Can you pull out each line of the data below that includes the word "candlestick"?
** START OF DATASET RECORDS **
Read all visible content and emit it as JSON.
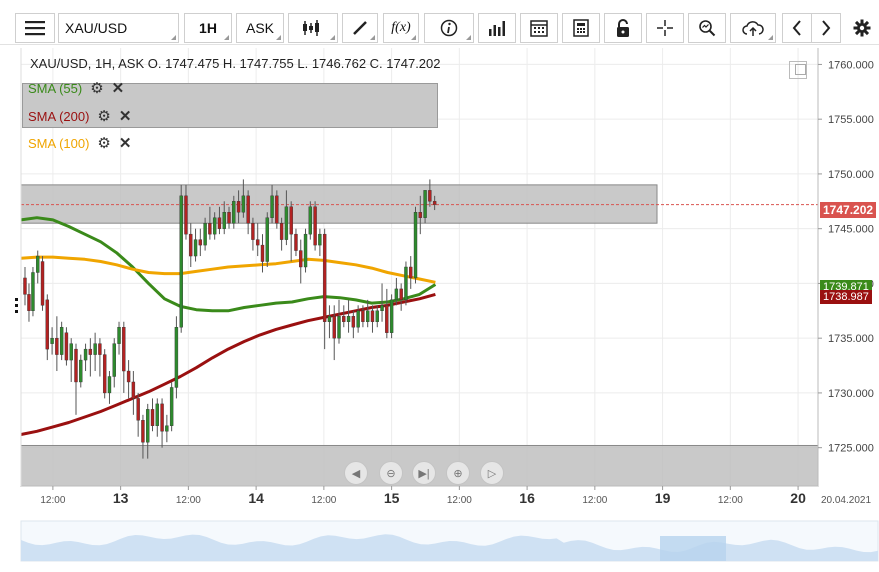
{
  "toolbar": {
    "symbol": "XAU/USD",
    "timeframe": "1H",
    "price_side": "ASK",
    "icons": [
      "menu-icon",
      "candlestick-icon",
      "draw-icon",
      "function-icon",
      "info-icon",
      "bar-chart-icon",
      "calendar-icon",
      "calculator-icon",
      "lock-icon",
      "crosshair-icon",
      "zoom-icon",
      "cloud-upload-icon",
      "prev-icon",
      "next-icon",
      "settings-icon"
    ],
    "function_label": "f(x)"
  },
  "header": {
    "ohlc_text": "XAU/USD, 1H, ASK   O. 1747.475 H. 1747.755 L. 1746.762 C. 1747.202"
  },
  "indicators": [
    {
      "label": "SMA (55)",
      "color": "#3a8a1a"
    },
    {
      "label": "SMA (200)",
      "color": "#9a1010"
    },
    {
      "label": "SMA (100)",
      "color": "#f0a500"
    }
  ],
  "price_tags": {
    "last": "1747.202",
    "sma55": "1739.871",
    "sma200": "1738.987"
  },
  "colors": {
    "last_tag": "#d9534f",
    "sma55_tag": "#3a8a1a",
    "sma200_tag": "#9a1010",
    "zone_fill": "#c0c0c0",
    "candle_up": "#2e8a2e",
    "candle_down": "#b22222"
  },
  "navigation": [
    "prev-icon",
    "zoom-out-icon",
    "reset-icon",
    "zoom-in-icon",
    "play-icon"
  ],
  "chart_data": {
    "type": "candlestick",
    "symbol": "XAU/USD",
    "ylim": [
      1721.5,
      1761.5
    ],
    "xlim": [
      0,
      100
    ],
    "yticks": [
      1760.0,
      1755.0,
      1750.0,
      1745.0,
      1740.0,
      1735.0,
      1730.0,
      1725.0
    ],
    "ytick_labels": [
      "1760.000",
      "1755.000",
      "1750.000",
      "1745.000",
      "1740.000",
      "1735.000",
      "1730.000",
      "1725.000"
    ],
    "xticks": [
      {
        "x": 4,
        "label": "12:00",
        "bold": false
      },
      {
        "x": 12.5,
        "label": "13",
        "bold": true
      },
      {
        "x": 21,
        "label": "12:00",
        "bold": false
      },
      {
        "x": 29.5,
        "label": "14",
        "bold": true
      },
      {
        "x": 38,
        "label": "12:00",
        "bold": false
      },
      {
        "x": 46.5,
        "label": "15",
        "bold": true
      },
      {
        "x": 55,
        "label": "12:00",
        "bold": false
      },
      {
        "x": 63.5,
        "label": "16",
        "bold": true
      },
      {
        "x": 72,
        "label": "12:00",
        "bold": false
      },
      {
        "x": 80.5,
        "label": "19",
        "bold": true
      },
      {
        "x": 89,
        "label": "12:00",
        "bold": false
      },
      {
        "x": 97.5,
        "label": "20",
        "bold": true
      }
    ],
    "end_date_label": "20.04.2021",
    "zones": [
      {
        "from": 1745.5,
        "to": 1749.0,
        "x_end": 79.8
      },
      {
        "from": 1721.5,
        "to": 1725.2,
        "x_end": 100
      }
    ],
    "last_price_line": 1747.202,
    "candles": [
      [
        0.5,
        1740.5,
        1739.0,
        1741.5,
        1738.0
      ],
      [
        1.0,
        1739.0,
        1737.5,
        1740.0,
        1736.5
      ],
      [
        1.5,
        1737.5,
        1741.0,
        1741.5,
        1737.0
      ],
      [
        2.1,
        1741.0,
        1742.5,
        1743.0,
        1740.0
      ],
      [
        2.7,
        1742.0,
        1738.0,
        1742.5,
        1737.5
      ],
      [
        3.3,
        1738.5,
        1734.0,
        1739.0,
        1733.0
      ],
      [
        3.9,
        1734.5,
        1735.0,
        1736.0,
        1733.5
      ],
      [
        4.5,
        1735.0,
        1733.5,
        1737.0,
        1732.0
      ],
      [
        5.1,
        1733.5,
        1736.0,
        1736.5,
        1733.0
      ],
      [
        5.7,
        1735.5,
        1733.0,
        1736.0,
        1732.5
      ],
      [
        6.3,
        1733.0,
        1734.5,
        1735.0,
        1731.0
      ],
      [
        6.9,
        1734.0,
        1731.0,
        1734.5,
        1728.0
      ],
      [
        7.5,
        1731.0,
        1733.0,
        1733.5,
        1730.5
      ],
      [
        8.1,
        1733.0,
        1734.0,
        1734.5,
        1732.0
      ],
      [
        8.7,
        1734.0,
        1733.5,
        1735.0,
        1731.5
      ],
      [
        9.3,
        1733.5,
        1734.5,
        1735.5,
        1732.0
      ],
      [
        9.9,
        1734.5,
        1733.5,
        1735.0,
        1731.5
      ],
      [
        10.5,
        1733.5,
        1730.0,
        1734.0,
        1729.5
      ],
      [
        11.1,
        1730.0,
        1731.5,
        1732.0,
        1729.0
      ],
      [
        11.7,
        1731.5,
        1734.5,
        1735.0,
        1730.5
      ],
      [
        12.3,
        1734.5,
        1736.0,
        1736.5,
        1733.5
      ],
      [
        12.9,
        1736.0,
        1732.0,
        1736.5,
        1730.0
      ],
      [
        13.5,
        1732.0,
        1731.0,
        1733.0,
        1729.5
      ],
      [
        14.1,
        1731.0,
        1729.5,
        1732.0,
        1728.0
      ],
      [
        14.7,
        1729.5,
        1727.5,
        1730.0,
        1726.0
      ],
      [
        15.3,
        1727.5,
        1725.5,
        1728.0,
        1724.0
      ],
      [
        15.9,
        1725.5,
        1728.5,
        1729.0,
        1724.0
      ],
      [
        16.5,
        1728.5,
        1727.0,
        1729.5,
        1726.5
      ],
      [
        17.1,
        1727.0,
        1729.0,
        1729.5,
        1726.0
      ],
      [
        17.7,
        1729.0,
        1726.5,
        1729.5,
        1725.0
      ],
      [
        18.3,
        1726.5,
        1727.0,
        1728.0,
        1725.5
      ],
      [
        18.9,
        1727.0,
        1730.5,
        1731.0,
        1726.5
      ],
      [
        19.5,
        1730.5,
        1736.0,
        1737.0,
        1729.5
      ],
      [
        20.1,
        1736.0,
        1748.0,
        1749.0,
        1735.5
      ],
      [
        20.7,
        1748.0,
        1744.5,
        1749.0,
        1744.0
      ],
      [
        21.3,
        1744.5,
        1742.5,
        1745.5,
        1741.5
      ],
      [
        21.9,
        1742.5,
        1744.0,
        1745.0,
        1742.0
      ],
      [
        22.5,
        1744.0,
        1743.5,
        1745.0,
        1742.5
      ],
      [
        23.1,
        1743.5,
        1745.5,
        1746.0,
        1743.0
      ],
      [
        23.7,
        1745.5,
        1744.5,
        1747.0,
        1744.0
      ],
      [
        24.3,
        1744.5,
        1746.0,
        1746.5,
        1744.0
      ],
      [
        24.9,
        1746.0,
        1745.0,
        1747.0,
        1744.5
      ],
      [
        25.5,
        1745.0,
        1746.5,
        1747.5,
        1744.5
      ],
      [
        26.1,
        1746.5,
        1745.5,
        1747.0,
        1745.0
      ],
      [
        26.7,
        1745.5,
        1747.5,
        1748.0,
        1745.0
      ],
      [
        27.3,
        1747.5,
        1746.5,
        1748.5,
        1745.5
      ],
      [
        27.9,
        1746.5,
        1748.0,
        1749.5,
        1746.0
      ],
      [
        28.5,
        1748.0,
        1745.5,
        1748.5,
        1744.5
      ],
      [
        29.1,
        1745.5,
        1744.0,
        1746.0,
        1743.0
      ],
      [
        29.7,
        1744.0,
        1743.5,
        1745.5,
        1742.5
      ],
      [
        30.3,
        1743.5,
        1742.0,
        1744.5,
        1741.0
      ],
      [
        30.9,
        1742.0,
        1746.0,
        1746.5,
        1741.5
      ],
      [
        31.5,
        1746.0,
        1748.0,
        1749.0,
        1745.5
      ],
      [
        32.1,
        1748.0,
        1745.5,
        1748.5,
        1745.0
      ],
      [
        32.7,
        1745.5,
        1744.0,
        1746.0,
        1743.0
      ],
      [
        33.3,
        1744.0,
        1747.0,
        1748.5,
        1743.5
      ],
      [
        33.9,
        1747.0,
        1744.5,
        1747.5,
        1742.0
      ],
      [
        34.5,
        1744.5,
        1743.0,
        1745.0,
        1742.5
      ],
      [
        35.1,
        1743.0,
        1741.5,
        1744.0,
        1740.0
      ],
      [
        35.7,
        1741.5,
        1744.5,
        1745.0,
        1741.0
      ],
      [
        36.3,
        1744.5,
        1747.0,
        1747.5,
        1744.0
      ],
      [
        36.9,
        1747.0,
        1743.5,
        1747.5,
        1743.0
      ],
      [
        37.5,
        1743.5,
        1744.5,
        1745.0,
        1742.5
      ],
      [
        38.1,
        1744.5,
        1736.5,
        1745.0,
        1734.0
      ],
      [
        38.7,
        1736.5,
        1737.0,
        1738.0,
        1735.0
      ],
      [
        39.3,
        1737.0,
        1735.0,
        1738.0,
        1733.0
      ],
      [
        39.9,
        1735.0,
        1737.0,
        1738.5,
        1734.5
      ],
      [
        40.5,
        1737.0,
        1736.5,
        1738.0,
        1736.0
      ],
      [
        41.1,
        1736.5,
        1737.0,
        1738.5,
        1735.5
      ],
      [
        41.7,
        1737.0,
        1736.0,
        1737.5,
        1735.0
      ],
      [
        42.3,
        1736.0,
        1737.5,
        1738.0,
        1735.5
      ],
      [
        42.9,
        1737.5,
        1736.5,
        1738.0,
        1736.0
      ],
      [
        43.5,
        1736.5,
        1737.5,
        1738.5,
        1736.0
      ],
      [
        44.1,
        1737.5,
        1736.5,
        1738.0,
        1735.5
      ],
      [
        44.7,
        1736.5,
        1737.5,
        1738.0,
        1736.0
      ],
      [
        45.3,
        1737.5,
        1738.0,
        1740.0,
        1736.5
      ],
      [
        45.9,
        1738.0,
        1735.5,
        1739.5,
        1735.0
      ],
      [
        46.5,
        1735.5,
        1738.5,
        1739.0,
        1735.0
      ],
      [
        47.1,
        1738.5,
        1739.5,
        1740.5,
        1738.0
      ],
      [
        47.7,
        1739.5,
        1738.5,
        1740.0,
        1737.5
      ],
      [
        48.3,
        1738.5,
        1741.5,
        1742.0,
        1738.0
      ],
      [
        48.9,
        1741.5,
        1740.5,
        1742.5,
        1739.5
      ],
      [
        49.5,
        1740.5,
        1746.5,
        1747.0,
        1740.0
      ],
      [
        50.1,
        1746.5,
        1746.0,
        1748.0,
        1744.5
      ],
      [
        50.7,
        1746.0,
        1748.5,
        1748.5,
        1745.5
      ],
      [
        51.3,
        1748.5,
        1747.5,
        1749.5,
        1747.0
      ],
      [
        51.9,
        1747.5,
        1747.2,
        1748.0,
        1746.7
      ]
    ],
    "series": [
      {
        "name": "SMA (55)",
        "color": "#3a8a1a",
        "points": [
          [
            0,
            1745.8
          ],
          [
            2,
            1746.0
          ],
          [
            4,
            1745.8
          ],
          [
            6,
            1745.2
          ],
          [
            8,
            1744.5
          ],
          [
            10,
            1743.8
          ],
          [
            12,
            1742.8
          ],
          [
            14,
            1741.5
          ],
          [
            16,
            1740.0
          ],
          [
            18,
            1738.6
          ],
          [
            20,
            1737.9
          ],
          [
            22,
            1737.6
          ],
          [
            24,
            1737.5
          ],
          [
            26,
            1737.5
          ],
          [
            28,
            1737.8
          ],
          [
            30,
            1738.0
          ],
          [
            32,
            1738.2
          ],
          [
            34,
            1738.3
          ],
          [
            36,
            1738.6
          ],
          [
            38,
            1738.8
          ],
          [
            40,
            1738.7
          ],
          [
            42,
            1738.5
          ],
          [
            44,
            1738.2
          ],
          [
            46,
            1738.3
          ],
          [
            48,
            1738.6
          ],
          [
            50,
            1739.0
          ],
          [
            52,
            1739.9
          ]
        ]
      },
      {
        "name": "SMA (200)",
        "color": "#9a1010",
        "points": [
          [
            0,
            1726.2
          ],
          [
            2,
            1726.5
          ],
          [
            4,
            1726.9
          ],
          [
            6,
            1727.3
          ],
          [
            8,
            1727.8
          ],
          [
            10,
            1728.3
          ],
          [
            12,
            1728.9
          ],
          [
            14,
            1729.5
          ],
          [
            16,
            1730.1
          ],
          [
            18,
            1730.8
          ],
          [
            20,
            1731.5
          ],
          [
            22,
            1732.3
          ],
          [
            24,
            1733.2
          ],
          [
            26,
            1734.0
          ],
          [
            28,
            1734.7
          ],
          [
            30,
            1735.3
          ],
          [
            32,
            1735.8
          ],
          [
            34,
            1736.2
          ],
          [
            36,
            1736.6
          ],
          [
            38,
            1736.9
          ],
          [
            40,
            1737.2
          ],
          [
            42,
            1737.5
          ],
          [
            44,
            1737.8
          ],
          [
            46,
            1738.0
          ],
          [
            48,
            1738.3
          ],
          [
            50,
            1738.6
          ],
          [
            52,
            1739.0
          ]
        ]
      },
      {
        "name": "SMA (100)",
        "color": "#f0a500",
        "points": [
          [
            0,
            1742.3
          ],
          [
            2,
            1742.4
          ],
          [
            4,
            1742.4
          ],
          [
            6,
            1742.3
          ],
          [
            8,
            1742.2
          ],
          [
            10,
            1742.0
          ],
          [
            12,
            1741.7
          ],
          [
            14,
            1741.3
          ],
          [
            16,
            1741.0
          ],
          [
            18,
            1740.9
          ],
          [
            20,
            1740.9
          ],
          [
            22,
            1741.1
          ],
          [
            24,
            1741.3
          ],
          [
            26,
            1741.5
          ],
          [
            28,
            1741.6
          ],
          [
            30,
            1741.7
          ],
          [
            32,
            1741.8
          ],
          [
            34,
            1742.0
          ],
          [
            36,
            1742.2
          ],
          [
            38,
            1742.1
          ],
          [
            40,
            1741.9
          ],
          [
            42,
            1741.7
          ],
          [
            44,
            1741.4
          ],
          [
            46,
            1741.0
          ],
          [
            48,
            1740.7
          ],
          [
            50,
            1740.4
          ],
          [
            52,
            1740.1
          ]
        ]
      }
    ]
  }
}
** END OF DATASET RECORDS **
» **ANSWER FOR THIS EXERCISE**
      "candlestick-icon",
    "type": "candlestick",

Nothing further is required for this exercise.